# STATED PROBLEM:
Count up the lines in the following listing that hold the word "hager", then give only that count.

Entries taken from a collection
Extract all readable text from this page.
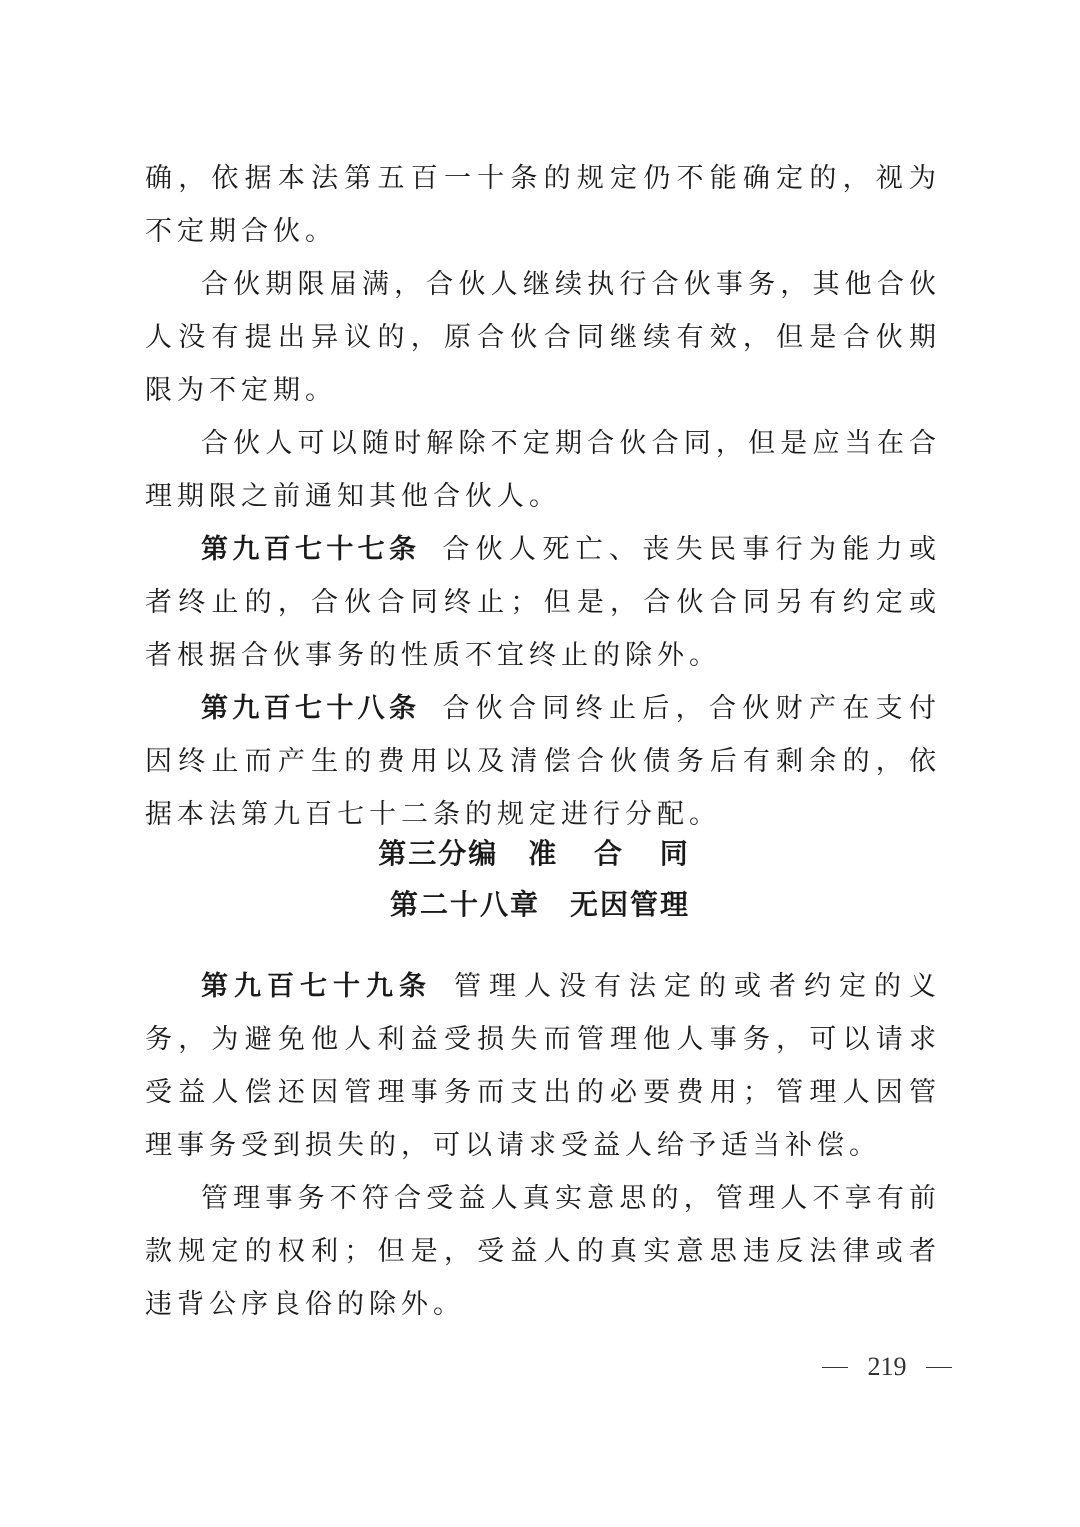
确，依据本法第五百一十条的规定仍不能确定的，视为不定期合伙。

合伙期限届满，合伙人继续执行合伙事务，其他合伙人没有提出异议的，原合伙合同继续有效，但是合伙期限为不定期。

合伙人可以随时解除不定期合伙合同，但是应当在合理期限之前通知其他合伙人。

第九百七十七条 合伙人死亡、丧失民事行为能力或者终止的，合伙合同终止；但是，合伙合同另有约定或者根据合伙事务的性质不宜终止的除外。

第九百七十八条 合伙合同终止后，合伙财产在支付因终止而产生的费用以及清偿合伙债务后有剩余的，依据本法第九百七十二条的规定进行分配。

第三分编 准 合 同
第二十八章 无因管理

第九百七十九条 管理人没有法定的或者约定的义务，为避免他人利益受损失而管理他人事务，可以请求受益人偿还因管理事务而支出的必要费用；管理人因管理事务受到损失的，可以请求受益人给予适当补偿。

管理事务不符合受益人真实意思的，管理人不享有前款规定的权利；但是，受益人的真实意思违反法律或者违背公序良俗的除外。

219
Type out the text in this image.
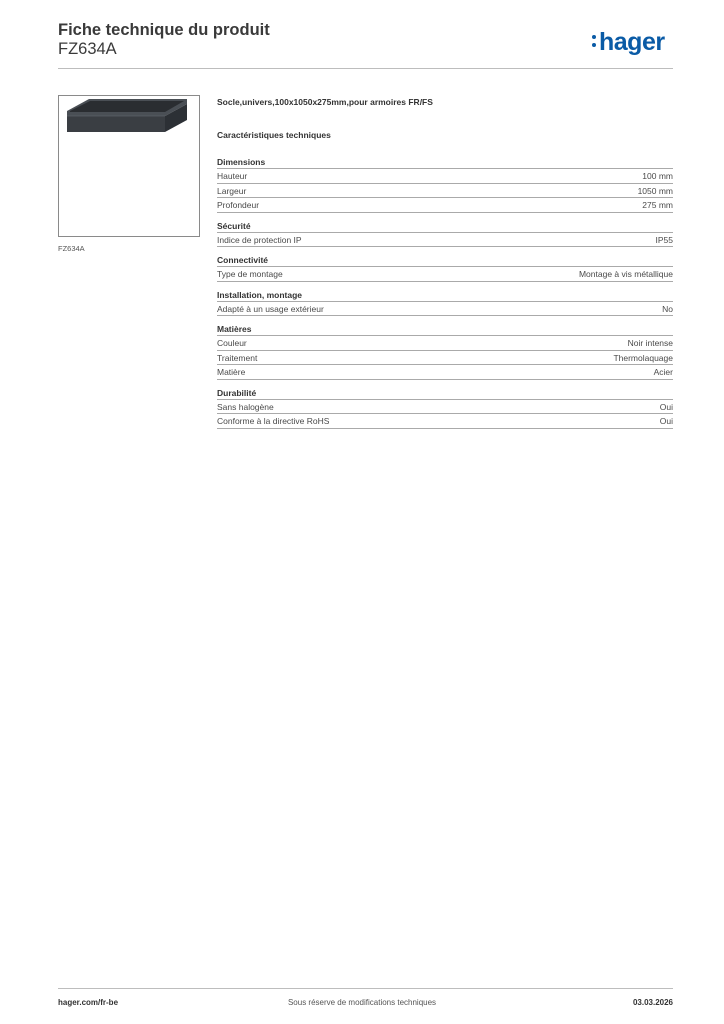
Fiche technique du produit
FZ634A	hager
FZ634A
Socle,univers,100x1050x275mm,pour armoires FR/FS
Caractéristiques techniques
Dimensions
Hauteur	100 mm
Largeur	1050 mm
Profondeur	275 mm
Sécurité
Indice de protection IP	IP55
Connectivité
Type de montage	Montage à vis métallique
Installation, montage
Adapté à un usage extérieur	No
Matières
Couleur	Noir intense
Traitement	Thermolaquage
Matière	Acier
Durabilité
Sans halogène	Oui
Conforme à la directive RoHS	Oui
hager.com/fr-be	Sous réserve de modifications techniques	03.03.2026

---

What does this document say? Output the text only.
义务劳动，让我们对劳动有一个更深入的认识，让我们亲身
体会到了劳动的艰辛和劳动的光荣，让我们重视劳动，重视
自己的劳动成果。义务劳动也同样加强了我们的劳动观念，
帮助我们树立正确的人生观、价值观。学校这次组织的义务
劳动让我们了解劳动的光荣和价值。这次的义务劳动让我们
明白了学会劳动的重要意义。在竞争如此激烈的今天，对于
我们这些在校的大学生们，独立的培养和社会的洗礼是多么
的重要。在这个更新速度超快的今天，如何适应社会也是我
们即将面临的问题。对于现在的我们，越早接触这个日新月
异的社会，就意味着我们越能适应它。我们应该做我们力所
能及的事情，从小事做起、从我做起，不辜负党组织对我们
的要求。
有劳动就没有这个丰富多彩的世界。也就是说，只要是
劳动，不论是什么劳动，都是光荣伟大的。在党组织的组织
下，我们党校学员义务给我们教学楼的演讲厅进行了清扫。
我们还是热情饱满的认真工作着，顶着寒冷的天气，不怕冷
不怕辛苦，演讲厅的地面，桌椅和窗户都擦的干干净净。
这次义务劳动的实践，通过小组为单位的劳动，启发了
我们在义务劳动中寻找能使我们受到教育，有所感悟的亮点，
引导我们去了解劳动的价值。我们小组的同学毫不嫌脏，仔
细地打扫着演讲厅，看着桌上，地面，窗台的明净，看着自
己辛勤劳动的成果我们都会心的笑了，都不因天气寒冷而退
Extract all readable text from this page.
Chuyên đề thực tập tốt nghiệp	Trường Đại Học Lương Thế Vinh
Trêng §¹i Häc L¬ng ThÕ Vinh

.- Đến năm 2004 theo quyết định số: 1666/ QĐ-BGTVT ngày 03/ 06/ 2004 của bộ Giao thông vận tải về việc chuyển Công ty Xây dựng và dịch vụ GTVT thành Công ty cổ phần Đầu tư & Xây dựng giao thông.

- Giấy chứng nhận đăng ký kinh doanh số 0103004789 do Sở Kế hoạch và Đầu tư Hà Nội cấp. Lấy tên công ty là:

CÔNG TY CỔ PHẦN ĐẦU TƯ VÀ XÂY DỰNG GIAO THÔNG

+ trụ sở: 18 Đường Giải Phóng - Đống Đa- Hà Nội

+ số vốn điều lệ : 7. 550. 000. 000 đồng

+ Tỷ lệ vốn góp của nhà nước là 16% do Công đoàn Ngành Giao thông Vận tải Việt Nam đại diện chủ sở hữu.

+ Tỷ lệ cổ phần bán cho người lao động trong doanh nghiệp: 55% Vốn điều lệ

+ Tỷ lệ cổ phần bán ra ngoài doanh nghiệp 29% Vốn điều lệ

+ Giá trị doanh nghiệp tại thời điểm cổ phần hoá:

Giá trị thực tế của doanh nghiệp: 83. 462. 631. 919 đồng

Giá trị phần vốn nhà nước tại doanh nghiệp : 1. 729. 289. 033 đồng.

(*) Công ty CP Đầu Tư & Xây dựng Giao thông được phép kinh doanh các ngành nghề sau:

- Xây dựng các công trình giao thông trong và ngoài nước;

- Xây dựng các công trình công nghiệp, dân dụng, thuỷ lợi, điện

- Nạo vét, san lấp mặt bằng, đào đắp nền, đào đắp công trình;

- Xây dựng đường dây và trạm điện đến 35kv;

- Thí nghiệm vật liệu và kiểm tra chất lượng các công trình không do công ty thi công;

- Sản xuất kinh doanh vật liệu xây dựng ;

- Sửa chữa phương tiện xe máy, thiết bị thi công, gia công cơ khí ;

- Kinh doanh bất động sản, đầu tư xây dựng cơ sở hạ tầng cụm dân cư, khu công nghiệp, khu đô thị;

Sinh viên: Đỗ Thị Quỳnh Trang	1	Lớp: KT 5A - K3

# REPLY TO THE EXERCISE:
2